Begin

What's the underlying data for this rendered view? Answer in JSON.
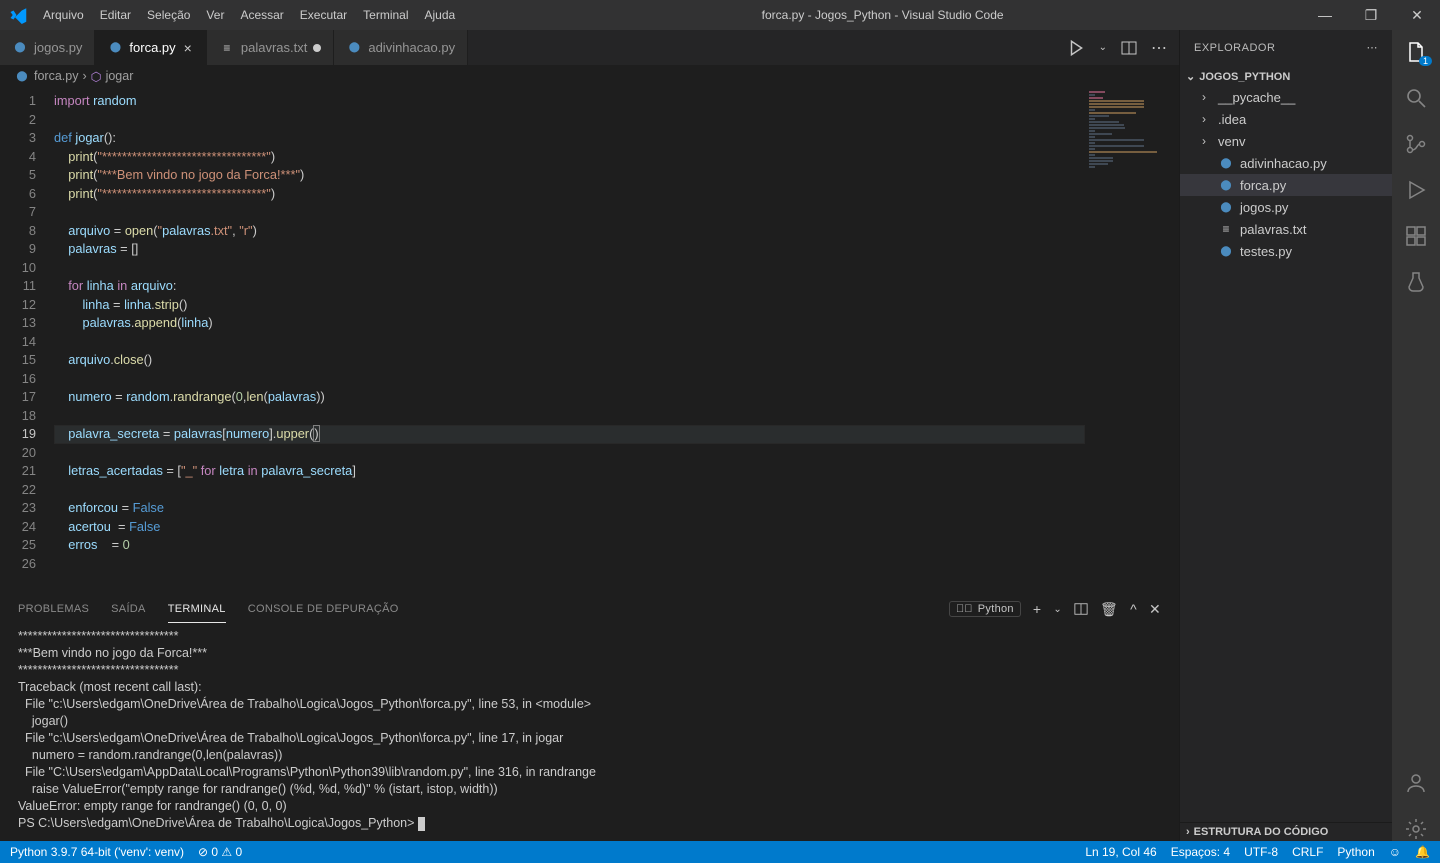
{
  "title": "forca.py - Jogos_Python - Visual Studio Code",
  "menu": [
    "Arquivo",
    "Editar",
    "Seleção",
    "Ver",
    "Acessar",
    "Executar",
    "Terminal",
    "Ajuda"
  ],
  "tabs": [
    {
      "label": "jogos.py",
      "icon": "py",
      "active": false,
      "dirty": false
    },
    {
      "label": "forca.py",
      "icon": "py",
      "active": true,
      "dirty": false
    },
    {
      "label": "palavras.txt",
      "icon": "txt",
      "active": false,
      "dirty": true
    },
    {
      "label": "adivinhacao.py",
      "icon": "py",
      "active": false,
      "dirty": false
    }
  ],
  "breadcrumb": {
    "file": "forca.py",
    "symbol": "jogar"
  },
  "code_lines": [
    "import random",
    "",
    "def jogar():",
    "    print(\"*********************************\")",
    "    print(\"***Bem vindo no jogo da Forca!***\")",
    "    print(\"*********************************\")",
    "",
    "    arquivo = open(\"palavras.txt\", \"r\")",
    "    palavras = []",
    "",
    "    for linha in arquivo:",
    "        linha = linha.strip()",
    "        palavras.append(linha)",
    "",
    "    arquivo.close()",
    "",
    "    numero = random.randrange(0,len(palavras))",
    "",
    "    palavra_secreta = palavras[numero].upper()",
    "",
    "    letras_acertadas = [\"_\" for letra in palavra_secreta]",
    "",
    "    enforcou = False",
    "    acertou  = False",
    "    erros    = 0",
    ""
  ],
  "active_line": 19,
  "panel_tabs": [
    "PROBLEMAS",
    "SAÍDA",
    "TERMINAL",
    "CONSOLE DE DEPURAÇÃO"
  ],
  "panel_active": "TERMINAL",
  "terminal_badge": "Python",
  "terminal_lines": [
    "*********************************",
    "***Bem vindo no jogo da Forca!***",
    "*********************************",
    "Traceback (most recent call last):",
    "  File \"c:\\Users\\edgam\\OneDrive\\Área de Trabalho\\Logica\\Jogos_Python\\forca.py\", line 53, in <module>",
    "    jogar()",
    "  File \"c:\\Users\\edgam\\OneDrive\\Área de Trabalho\\Logica\\Jogos_Python\\forca.py\", line 17, in jogar",
    "    numero = random.randrange(0,len(palavras))",
    "  File \"C:\\Users\\edgam\\AppData\\Local\\Programs\\Python\\Python39\\lib\\random.py\", line 316, in randrange",
    "    raise ValueError(\"empty range for randrange() (%d, %d, %d)\" % (istart, istop, width))",
    "ValueError: empty range for randrange() (0, 0, 0)",
    "PS C:\\Users\\edgam\\OneDrive\\Área de Trabalho\\Logica\\Jogos_Python> "
  ],
  "explorer": {
    "title": "EXPLORADOR",
    "project": "JOGOS_PYTHON",
    "folders": [
      "__pycache__",
      ".idea",
      "venv"
    ],
    "files": [
      {
        "name": "adivinhacao.py",
        "icon": "py"
      },
      {
        "name": "forca.py",
        "icon": "py",
        "active": true
      },
      {
        "name": "jogos.py",
        "icon": "py"
      },
      {
        "name": "palavras.txt",
        "icon": "txt"
      },
      {
        "name": "testes.py",
        "icon": "py"
      }
    ],
    "outline": "ESTRUTURA DO CÓDIGO"
  },
  "status": {
    "interpreter": "Python 3.9.7 64-bit ('venv': venv)",
    "problems": "⊘ 0 ⚠ 0",
    "position": "Ln 19, Col 46",
    "spaces": "Espaços: 4",
    "encoding": "UTF-8",
    "eol": "CRLF",
    "lang": "Python",
    "feedback": "☺",
    "bell": "🔔"
  }
}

End

Check each line of the records for the word "empty", and show the lines that contain it.

> _Full solution_:
    "    raise ValueError(\"empty range for randrange() (%d, %d, %d)\" % (istart, istop, width))",
    "ValueError: empty range for randrange() (0, 0, 0)",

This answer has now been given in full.